§ Recorded data:
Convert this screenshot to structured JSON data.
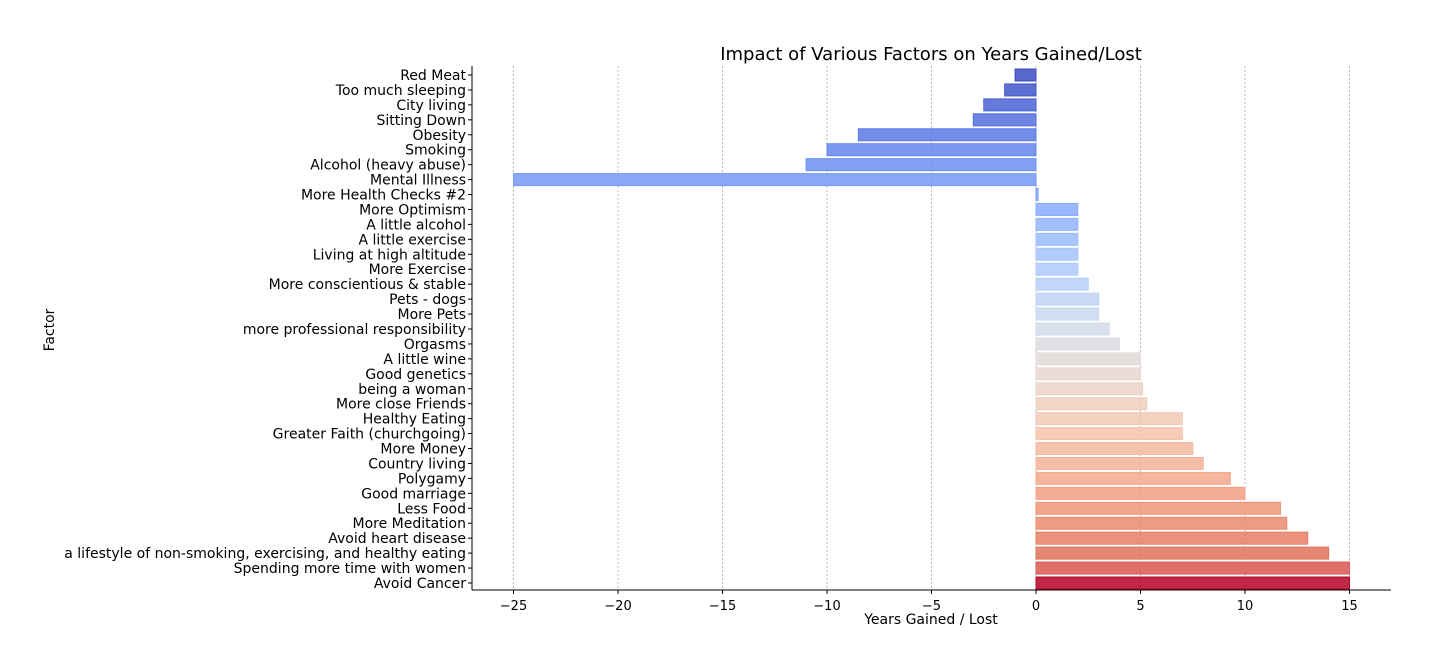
{
  "chart_data": {
    "type": "bar",
    "orientation": "horizontal",
    "title": "Impact of Various Factors on Years Gained/Lost",
    "xlabel": "Years Gained / Lost",
    "ylabel": "Factor",
    "xlim": [
      -27,
      17
    ],
    "xticks": [
      -25,
      -20,
      -15,
      -10,
      -5,
      0,
      5,
      10,
      15
    ],
    "xtick_labels": [
      "−25",
      "−20",
      "−15",
      "−10",
      "−5",
      "0",
      "5",
      "10",
      "15"
    ],
    "grid": "vertical dotted",
    "colormap": "coolwarm",
    "categories": [
      "Red Meat",
      "Too much sleeping",
      "City living",
      "Sitting Down",
      "Obesity",
      "Smoking",
      "Alcohol (heavy abuse)",
      "Mental Illness",
      "More Health Checks #2",
      "More Optimism",
      "A little alcohol",
      "A little exercise",
      "Living at high altitude",
      "More Exercise",
      "More conscientious & stable",
      "Pets - dogs",
      "More Pets",
      "more professional responsibility",
      "Orgasms",
      "A little wine",
      "Good genetics",
      "being a woman",
      "More close Friends",
      "Healthy Eating",
      "Greater Faith (churchgoing)",
      "More Money",
      "Country living",
      "Polygamy",
      "Good marriage",
      "Less Food",
      "More Meditation",
      "Avoid heart disease",
      "a lifestyle of non-smoking, exercising, and healthy eating",
      "Spending more time with women",
      "Avoid Cancer"
    ],
    "values": [
      -1,
      -1.5,
      -2.5,
      -3,
      -8.5,
      -10,
      -11,
      -25,
      0.1,
      2,
      2,
      2,
      2,
      2,
      2.5,
      3,
      3,
      3.5,
      4,
      5,
      5,
      5.1,
      5.3,
      7,
      7,
      7.5,
      8,
      9.3,
      10,
      11.7,
      12,
      13,
      14,
      15,
      15
    ],
    "colors": [
      "#3b4cc0",
      "#4257c9",
      "#4a63d3",
      "#536edd",
      "#5b7ae5",
      "#6485ec",
      "#6c8ff1",
      "#7699f6",
      "#7ea3f8",
      "#88abfd",
      "#92b4fe",
      "#9bbcff",
      "#a5c3fe",
      "#aec9fc",
      "#b7cff9",
      "#c0d4f5",
      "#c9d7f0",
      "#d1dae9",
      "#d9dce1",
      "#e0dbd8",
      "#e6d7cf",
      "#ebd3c6",
      "#efcebd",
      "#f2c8b4",
      "#f4c2aa",
      "#f5b9a0",
      "#f5b196",
      "#f4a88c",
      "#f29f82",
      "#ef9578",
      "#eb8a6e",
      "#e67f64",
      "#e0735a",
      "#d95750",
      "#b40426"
    ]
  }
}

§ EXERCISE DETAILS: Copy all the entries word for word. Omit any pictures.

§ SOLUTION TO THIS EXERCISE:
Convert this screenshot to structured JSON data.
{
  "chart_data": {
    "type": "bar",
    "orientation": "horizontal",
    "title": "Impact of Various Factors on Years Gained/Lost",
    "xlabel": "Years Gained / Lost",
    "ylabel": "Factor",
    "xlim": [
      -27,
      17
    ],
    "xticks": [
      -25,
      -20,
      -15,
      -10,
      -5,
      0,
      5,
      10,
      15
    ],
    "xtick_labels": [
      "−25",
      "−20",
      "−15",
      "−10",
      "−5",
      "0",
      "5",
      "10",
      "15"
    ],
    "grid": "vertical dotted",
    "colormap": "coolwarm",
    "categories": [
      "Red Meat",
      "Too much sleeping",
      "City living",
      "Sitting Down",
      "Obesity",
      "Smoking",
      "Alcohol (heavy abuse)",
      "Mental Illness",
      "More Health Checks #2",
      "More Optimism",
      "A little alcohol",
      "A little exercise",
      "Living at high altitude",
      "More Exercise",
      "More conscientious & stable",
      "Pets - dogs",
      "More Pets",
      "more professional responsibility",
      "Orgasms",
      "A little wine",
      "Good genetics",
      "being a woman",
      "More close Friends",
      "Healthy Eating",
      "Greater Faith (churchgoing)",
      "More Money",
      "Country living",
      "Polygamy",
      "Good marriage",
      "Less Food",
      "More Meditation",
      "Avoid heart disease",
      "a lifestyle of non-smoking, exercising, and healthy eating",
      "Spending more time with women",
      "Avoid Cancer"
    ],
    "values": [
      -1,
      -1.5,
      -2.5,
      -3,
      -8.5,
      -10,
      -11,
      -25,
      0.1,
      2,
      2,
      2,
      2,
      2,
      2.5,
      3,
      3,
      3.5,
      4,
      5,
      5,
      5.1,
      5.3,
      7,
      7,
      7.5,
      8,
      9.3,
      10,
      11.7,
      12,
      13,
      14,
      15,
      15
    ],
    "colors": [
      "#3b4cc0",
      "#4257c9",
      "#4a63d3",
      "#536edd",
      "#5b7ae5",
      "#6485ec",
      "#6c8ff1",
      "#7699f6",
      "#7ea3f8",
      "#88abfd",
      "#92b4fe",
      "#9bbcff",
      "#a5c3fe",
      "#aec9fc",
      "#b7cff9",
      "#c0d4f5",
      "#c9d7f0",
      "#d1dae9",
      "#d9dce1",
      "#e0dbd8",
      "#e6d7cf",
      "#ebd3c6",
      "#efcebd",
      "#f2c8b4",
      "#f4c2aa",
      "#f5b9a0",
      "#f5b196",
      "#f4a88c",
      "#f29f82",
      "#ef9578",
      "#eb8a6e",
      "#e67f64",
      "#e0735a",
      "#d95750",
      "#b40426"
    ]
  }
}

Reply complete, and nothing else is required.